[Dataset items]
-*-*-
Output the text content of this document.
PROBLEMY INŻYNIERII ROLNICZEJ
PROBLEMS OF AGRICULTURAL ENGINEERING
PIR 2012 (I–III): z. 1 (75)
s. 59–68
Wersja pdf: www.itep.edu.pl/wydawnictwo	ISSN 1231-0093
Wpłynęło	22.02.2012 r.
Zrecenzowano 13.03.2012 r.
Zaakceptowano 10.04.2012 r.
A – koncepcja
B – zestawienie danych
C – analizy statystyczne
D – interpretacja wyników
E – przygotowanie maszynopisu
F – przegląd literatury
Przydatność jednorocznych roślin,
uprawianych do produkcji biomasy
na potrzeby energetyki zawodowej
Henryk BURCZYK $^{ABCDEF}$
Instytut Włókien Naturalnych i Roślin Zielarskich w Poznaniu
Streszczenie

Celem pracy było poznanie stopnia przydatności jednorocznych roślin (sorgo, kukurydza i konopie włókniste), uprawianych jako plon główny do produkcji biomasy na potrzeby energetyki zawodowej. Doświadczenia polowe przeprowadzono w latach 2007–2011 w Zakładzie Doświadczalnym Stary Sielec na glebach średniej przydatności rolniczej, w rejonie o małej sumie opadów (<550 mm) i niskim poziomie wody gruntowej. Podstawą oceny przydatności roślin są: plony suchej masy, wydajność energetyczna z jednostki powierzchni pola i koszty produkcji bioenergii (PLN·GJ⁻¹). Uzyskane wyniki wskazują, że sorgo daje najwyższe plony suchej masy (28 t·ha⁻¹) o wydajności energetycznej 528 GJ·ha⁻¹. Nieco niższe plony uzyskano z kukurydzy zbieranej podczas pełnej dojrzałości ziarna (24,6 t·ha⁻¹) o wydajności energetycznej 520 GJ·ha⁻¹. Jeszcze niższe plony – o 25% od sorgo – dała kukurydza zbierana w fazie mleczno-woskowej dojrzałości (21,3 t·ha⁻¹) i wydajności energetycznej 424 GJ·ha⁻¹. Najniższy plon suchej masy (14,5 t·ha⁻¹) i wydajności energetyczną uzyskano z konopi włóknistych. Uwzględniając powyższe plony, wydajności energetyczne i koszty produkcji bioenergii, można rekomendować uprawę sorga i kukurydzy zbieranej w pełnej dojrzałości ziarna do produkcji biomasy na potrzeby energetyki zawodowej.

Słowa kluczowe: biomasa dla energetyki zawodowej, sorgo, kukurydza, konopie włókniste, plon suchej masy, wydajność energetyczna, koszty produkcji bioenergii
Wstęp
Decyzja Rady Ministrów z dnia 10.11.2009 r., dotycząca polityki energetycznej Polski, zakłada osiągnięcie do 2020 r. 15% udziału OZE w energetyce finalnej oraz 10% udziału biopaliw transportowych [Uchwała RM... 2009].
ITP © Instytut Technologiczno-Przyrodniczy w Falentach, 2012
-*-*-
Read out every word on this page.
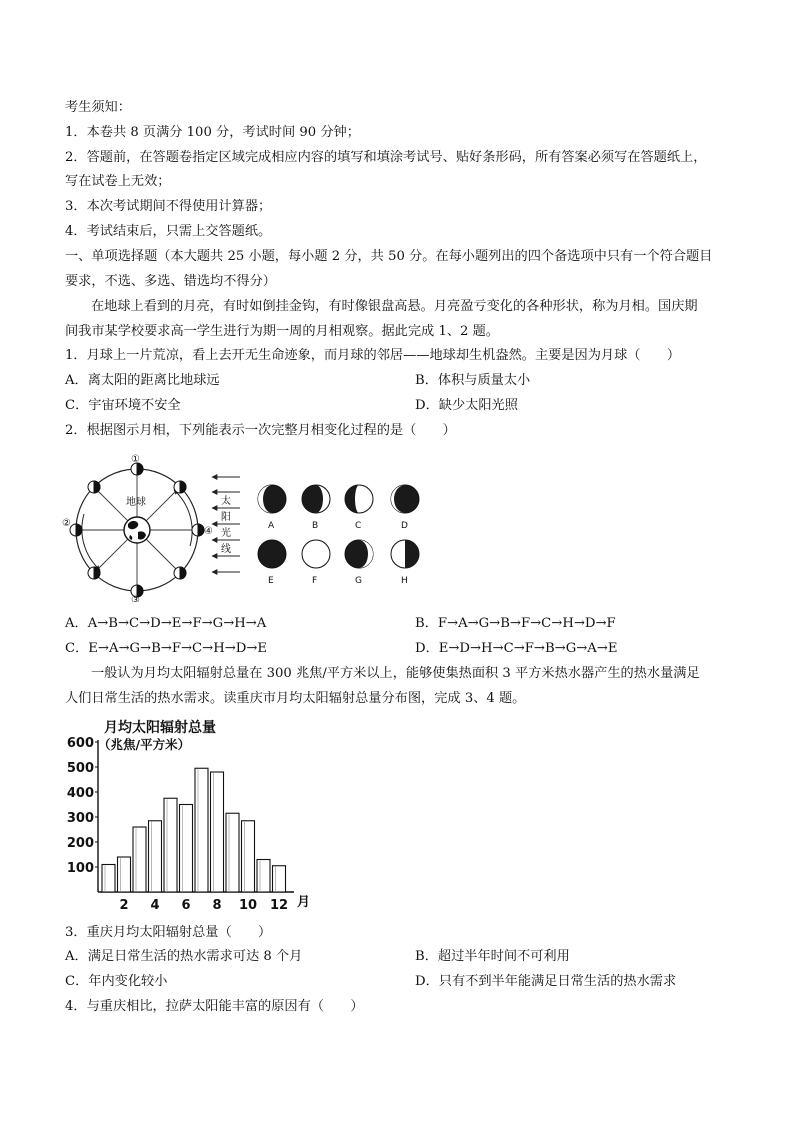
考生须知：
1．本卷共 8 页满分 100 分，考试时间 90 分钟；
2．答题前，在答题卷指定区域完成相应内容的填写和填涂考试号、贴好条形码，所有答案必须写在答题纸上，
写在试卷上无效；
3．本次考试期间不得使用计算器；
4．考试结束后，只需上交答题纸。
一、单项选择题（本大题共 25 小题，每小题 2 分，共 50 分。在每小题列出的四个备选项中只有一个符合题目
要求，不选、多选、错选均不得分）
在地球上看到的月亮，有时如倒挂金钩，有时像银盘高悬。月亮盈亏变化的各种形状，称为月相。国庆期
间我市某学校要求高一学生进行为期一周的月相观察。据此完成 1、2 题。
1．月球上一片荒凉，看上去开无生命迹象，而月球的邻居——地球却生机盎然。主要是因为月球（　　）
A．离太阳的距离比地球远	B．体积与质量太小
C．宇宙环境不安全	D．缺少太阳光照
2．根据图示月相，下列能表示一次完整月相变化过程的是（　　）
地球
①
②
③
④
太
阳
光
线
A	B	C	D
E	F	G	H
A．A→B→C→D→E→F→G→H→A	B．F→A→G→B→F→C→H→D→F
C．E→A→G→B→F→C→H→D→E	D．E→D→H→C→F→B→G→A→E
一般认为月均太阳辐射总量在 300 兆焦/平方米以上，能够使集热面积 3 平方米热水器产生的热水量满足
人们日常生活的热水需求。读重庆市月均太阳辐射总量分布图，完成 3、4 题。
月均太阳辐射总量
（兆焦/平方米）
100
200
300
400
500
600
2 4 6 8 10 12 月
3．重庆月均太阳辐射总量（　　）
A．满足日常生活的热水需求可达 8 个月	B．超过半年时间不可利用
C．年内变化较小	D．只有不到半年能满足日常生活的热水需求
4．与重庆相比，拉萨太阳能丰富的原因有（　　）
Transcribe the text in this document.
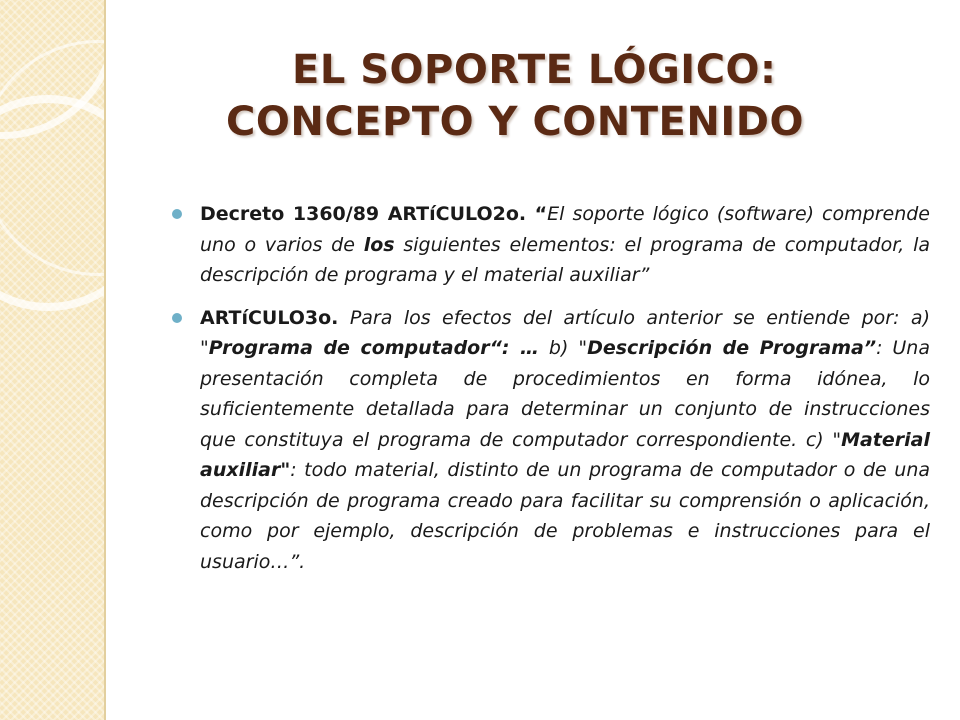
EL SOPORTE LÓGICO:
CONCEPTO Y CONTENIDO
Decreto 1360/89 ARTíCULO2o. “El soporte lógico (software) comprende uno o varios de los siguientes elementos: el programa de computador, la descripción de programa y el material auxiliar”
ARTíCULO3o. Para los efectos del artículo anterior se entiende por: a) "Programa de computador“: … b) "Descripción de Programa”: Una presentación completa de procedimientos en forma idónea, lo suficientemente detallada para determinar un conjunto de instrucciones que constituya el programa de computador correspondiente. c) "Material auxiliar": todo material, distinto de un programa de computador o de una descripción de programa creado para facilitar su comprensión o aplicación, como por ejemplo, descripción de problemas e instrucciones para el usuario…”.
-*-*-
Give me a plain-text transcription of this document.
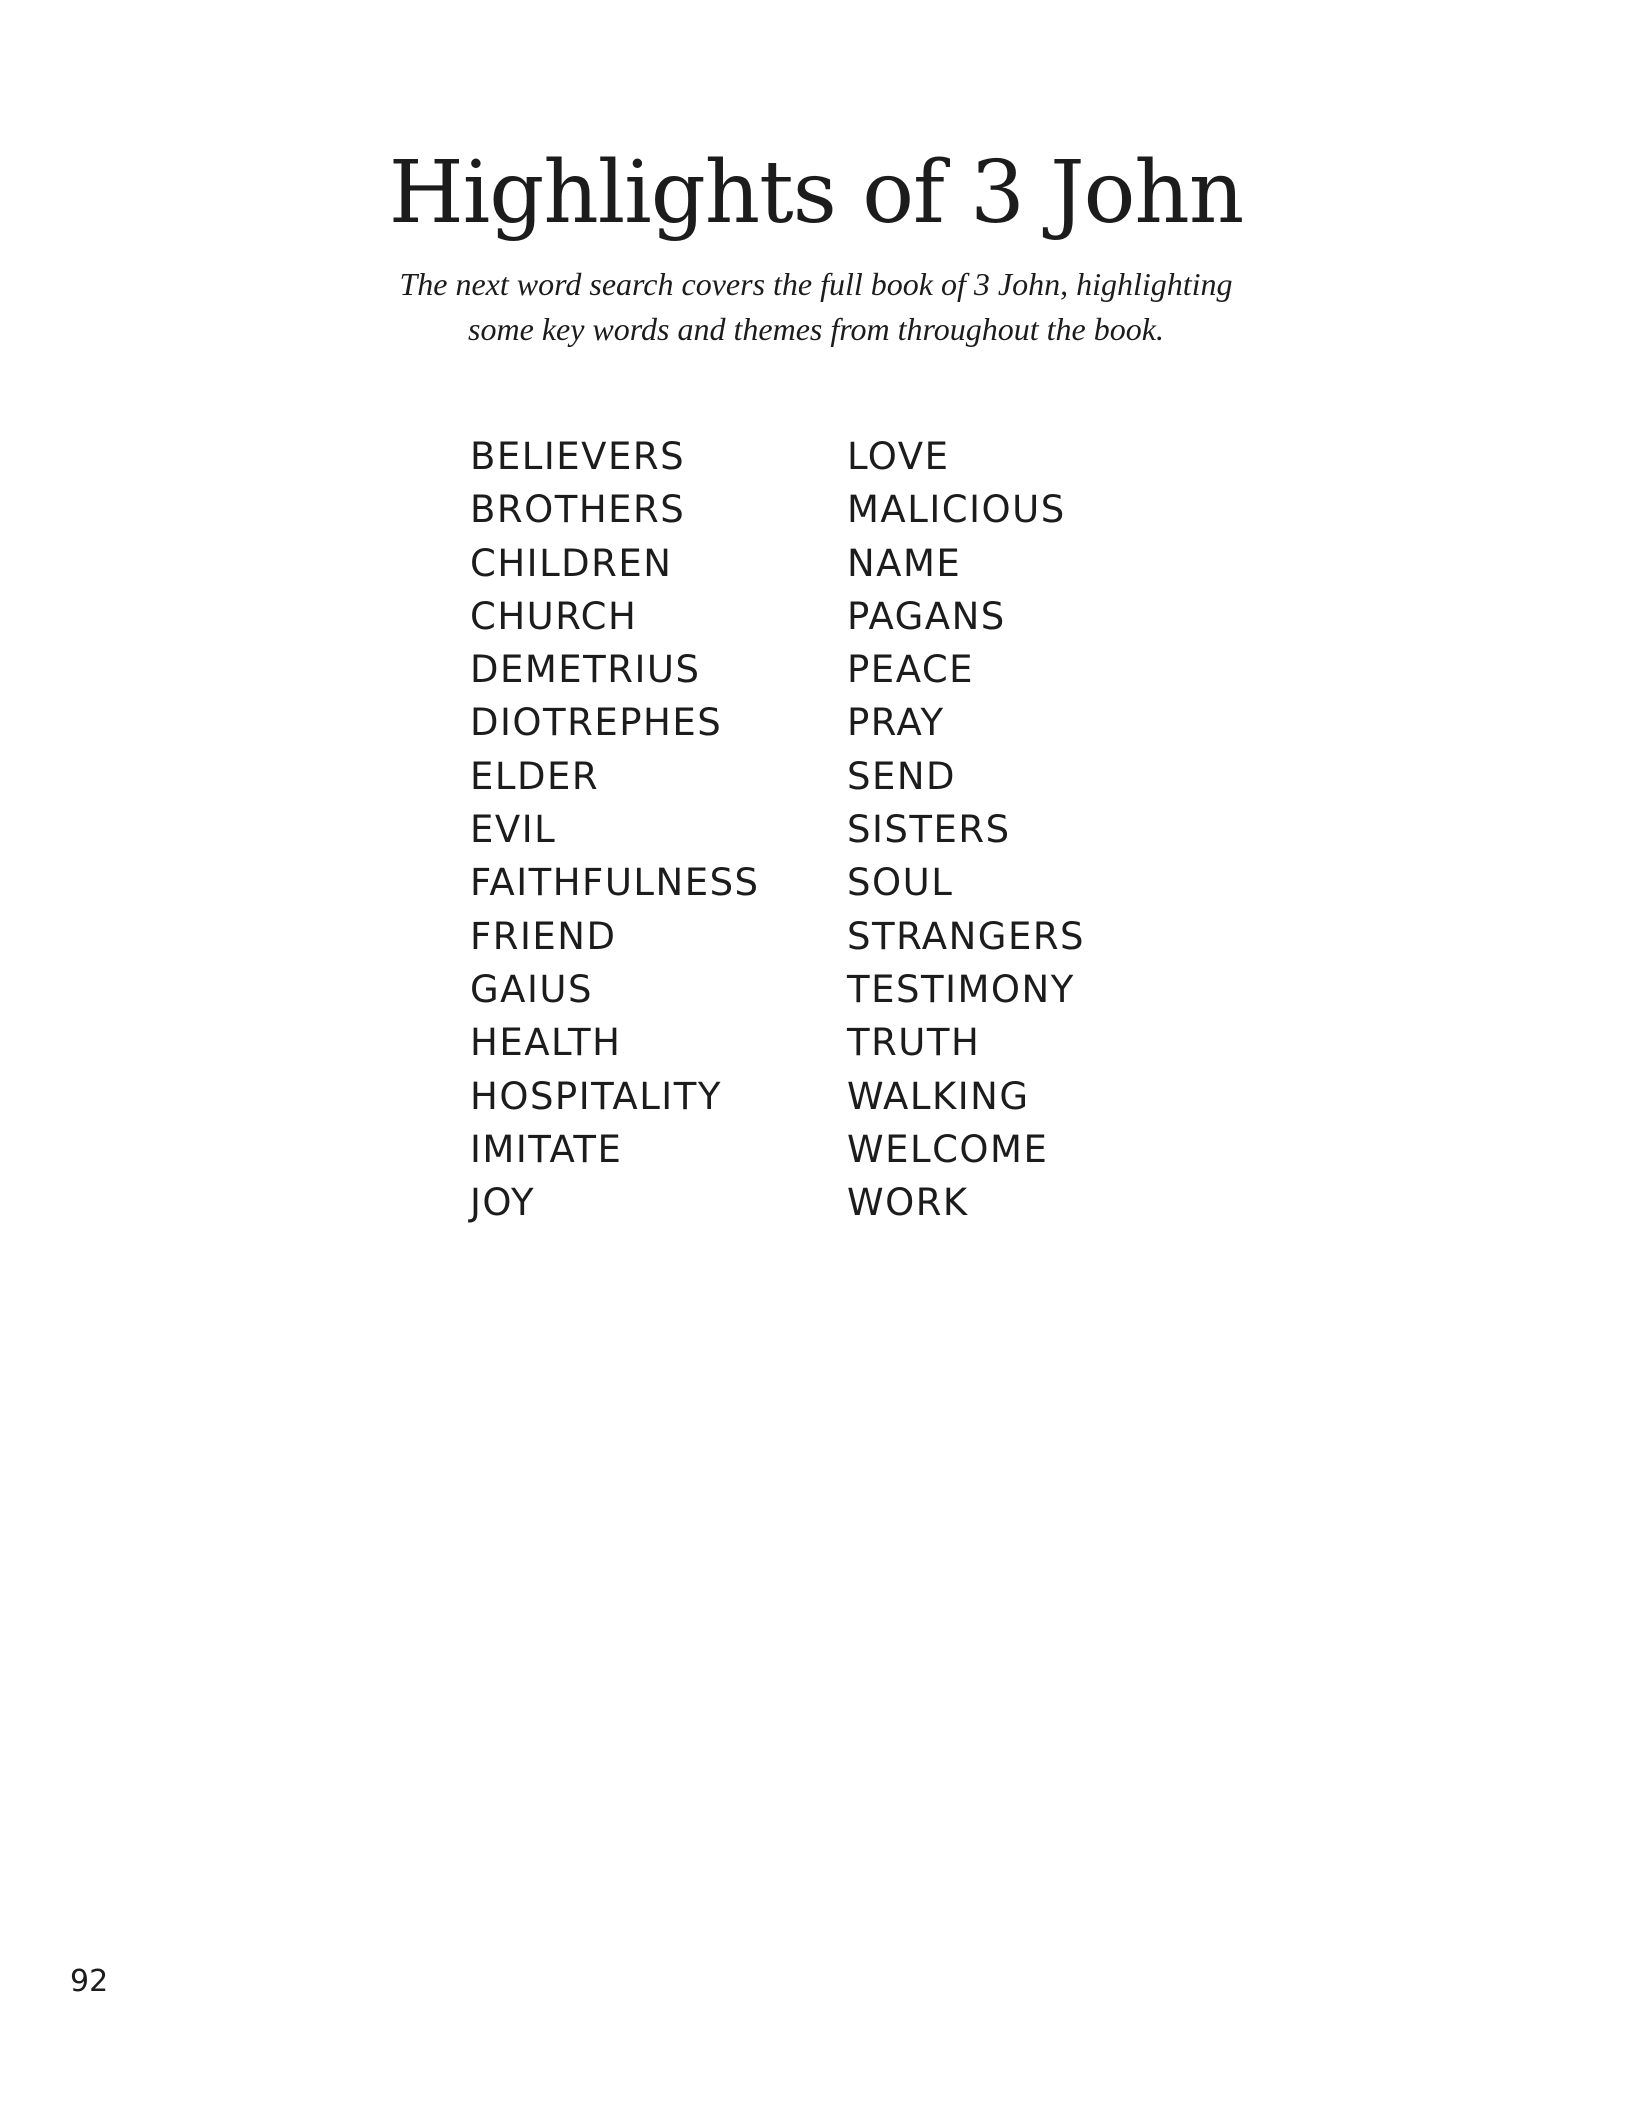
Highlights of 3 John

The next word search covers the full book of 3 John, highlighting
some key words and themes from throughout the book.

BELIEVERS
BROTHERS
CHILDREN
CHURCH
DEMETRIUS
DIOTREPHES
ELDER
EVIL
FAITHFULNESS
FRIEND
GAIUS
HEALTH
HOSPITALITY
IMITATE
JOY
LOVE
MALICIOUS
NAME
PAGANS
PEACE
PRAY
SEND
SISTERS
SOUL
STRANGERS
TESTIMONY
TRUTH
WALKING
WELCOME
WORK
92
-*-*-
Instructions for the task:
In the entries above, find each line with the word "programa" and copy it.

Response:
Decreto 1360/89 ARTíCULO2o. “El soporte lógico (software) comprende uno o varios de los siguientes elementos: el programa de computador, la descripción de programa y el material auxiliar”
ARTíCULO3o. Para los efectos del artículo anterior se entiende por: a) "Programa de computador“: … b) "Descripción de Programa”: Una presentación completa de procedimientos en forma idónea, lo suficientemente detallada para determinar un conjunto de instrucciones que constituya el programa de computador correspondiente. c) "Material auxiliar": todo material, distinto de un programa de computador o de una descripción de programa creado para facilitar su comprensión o aplicación, como por ejemplo, descripción de problemas e instrucciones para el usuario…”.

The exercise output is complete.